TASK: Among the records below, find each line that includes the string "bottom" and copy it.

• • • • • • •

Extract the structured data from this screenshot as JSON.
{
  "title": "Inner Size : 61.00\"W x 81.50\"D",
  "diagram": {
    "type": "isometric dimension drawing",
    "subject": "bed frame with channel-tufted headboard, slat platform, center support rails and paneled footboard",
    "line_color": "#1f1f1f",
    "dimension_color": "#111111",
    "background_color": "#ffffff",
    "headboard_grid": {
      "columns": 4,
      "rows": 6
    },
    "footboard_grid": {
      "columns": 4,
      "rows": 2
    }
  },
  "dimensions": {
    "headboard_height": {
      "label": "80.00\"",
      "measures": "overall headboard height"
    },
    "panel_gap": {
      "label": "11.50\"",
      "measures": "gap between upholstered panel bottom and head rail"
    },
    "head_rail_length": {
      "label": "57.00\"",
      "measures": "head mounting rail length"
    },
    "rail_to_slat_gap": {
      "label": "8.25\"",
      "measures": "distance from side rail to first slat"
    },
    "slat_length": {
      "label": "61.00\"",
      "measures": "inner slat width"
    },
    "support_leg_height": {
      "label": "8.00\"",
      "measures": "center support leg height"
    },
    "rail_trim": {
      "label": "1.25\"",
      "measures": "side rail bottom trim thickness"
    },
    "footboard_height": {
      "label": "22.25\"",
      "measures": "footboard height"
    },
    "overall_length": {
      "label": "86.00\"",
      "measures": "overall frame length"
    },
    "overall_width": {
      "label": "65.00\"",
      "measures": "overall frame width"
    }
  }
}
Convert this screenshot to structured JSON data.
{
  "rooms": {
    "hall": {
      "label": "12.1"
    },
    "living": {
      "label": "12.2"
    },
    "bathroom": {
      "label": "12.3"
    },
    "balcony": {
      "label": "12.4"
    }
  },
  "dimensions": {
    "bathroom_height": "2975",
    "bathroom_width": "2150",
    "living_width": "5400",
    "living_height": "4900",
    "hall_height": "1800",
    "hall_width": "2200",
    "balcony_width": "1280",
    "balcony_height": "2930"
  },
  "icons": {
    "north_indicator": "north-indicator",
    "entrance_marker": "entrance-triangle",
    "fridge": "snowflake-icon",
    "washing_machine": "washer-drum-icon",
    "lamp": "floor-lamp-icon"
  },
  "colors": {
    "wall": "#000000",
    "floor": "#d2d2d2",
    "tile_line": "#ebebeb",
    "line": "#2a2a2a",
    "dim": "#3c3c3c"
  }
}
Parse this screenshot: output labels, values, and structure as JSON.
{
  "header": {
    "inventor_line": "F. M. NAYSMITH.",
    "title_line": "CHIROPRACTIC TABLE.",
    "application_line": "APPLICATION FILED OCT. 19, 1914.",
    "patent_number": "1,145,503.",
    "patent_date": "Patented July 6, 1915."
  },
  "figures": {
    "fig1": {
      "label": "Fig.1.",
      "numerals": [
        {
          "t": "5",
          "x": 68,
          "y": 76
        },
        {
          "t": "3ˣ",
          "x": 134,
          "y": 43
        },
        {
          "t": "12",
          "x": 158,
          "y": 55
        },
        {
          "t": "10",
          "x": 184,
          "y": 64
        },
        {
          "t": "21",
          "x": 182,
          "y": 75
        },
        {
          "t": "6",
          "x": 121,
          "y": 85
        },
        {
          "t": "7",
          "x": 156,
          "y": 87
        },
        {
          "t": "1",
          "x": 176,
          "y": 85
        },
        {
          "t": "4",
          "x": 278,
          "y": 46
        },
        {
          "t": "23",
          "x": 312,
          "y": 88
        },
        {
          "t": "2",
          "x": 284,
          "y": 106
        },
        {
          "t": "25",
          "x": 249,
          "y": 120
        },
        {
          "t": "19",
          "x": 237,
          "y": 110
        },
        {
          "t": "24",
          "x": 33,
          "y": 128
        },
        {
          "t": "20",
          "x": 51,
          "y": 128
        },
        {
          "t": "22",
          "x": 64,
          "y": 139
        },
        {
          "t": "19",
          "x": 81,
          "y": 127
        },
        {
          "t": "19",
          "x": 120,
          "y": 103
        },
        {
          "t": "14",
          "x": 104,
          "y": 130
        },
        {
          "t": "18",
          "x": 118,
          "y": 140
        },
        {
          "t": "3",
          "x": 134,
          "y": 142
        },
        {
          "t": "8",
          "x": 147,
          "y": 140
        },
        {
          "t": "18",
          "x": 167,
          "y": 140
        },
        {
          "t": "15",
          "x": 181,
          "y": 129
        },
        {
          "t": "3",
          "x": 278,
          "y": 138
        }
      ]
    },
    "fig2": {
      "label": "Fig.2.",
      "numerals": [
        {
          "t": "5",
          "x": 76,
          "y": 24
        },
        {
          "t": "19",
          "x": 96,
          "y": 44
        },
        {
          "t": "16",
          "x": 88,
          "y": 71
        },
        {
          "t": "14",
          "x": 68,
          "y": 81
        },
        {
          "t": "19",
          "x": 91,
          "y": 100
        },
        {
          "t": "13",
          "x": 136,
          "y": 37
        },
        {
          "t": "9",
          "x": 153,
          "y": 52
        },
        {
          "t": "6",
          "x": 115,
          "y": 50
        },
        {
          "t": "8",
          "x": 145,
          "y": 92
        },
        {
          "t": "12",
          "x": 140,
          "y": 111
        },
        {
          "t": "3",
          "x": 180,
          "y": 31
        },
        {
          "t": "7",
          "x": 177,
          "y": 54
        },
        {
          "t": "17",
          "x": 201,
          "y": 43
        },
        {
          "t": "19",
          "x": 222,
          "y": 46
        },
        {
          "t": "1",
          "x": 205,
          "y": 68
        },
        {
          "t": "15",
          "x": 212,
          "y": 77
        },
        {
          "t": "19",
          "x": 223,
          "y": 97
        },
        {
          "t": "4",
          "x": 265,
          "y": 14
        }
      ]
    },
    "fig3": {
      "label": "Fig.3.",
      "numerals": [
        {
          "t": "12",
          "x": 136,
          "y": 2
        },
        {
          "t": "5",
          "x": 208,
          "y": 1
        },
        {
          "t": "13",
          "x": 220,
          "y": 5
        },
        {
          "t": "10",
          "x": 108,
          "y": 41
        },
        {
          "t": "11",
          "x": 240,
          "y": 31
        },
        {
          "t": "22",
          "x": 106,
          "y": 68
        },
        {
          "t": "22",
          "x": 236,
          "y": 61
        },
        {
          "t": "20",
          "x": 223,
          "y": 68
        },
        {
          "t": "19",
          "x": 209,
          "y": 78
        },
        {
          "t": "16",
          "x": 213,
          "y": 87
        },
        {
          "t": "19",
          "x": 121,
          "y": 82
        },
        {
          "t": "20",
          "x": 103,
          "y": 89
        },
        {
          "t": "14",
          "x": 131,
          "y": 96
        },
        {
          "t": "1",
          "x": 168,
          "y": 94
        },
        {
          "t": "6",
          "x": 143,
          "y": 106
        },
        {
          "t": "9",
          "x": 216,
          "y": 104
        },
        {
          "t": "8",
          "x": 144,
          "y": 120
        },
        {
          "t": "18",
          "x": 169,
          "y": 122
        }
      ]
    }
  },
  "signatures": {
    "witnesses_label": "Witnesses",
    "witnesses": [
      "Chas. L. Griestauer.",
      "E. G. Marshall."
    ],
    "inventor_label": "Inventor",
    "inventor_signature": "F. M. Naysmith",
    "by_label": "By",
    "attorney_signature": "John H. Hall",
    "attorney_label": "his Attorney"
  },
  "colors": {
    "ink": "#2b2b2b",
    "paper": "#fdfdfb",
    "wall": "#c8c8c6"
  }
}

• • • • • • •

OUTPUT FOR THIS EXERCISE:
      "measures": "gap between upholstered panel bottom and head rail"
      "measures": "side rail bottom trim thickness"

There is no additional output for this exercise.